## Brano di riferimento
Una partenza inquietante, drammaticamente inquietante. E per comprendere bene quanto lo sia, basta un esempio: quello di Internet, la rete che usiamo tutti i giorni. Avviata con un progetto pubblico, certo con scopi militari come sanno tutti, ma quasi immediatamente rientrata nel “pubblico” tout court, con Arpanet, che era lo strumento che metteva in collaborazione le università in tante parti del mondo. Quella rete, nel giro di appena un ventennio, s’è trasformata in un gigantesco mercato, dominato da quattro, cinque oligopoli. Questo Internet. “Proviamo a domandarci allora cosa potrà essere il Metaverso che parte direttamente dai privati, a guida privata, con una governance privata”.

Si comincia da qui, allora, da questa riflessione suggerita dal professor Guido Scorza, membro dell’Autorità per la protezione dei dati, per provare ad immaginare – anche solo ad immaginare – cosa potrebbe essere la difesa dei diritti nell’universo parallelo. Ed è esattamente il tema del convegno promosso dal Garante della privacy il 30 gennaio a Roma.

Con un’ulteriore premessa. Che prima di ogni altra cosa andrebbe definito – provato a definire – cosa sia il Metaverso. Definizione che nessuno oggi è in grado di dare esattamente, né, tantomeno, di prevedere cosa diventerà domani. Sappiamo che c’è una data d’inizio nell’uso di questa parola: il 28 ottobre di due anni fa, quando Mark Zuckerberg annunciò il cambio di nome del suo gruppo. Facebook da allora si sarebbe chiamato Meta. Con riferimento ad uno dei significati della parola in greco (in macedone, dicono gli esperti): qualcosa che sta di là, oltre.

## Record forniti
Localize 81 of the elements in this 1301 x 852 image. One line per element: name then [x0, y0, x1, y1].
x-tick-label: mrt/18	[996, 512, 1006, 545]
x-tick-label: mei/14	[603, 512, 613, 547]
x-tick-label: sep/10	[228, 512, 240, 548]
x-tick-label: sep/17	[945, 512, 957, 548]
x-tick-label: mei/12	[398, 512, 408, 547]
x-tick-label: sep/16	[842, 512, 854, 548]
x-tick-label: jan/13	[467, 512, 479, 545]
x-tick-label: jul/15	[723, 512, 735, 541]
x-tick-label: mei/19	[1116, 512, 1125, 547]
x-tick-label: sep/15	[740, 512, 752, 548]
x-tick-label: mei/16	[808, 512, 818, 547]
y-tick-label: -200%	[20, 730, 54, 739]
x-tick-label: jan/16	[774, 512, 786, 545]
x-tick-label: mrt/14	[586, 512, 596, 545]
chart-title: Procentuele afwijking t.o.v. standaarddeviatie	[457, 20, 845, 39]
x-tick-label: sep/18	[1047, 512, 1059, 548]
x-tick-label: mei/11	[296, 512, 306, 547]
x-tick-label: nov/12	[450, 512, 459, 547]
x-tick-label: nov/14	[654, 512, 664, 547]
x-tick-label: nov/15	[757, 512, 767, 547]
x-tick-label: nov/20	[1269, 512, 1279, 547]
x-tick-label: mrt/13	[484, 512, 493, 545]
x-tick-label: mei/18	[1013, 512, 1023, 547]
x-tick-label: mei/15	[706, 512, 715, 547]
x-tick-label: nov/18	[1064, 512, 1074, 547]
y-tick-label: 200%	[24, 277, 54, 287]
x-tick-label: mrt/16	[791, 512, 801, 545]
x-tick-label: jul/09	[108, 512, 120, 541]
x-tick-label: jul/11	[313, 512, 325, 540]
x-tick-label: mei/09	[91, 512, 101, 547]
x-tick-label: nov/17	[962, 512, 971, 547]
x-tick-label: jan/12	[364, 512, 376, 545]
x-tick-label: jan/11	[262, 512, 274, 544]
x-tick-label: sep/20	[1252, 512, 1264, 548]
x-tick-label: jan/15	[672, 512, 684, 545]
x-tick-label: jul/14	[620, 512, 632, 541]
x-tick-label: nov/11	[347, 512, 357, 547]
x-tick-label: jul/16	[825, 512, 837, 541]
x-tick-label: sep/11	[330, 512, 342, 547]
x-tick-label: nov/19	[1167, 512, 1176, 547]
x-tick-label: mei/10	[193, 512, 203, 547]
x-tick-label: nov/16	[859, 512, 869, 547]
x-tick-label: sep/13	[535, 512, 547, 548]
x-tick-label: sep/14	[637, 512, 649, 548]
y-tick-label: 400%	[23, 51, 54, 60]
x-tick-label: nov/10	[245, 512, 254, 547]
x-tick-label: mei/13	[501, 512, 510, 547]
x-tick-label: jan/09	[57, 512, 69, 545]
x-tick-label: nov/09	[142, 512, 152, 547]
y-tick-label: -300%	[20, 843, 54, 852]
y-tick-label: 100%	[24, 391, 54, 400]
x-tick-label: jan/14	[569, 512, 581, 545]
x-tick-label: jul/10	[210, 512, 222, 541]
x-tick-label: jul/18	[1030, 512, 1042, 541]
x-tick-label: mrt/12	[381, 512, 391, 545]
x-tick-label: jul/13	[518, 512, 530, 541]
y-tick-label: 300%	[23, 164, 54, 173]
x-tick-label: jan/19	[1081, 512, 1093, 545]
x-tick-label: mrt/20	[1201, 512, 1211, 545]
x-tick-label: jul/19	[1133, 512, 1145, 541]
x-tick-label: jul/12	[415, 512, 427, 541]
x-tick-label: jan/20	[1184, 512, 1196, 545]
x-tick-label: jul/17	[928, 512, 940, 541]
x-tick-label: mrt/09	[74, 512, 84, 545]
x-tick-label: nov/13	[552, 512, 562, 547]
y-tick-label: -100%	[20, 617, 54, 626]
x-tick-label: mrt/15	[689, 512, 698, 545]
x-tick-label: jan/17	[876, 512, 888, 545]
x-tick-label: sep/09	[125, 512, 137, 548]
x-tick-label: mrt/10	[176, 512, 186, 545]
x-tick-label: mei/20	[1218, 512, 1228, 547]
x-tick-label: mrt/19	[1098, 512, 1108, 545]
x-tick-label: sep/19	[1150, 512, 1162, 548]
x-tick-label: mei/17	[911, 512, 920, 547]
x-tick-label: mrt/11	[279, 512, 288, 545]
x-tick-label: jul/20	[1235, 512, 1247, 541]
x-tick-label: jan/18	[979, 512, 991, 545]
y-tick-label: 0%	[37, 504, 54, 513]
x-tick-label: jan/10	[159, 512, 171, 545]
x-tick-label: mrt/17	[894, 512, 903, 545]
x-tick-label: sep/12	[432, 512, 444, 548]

## Cosa fare
Secondo il brano sul Metaverso, in che data Mark Zuckerberg annunciò il cambio di nome del suo gruppo? Rispondi con una frase, per favore.

## Problema risolto
Lo annunciò il 28 ottobre di due anni fa.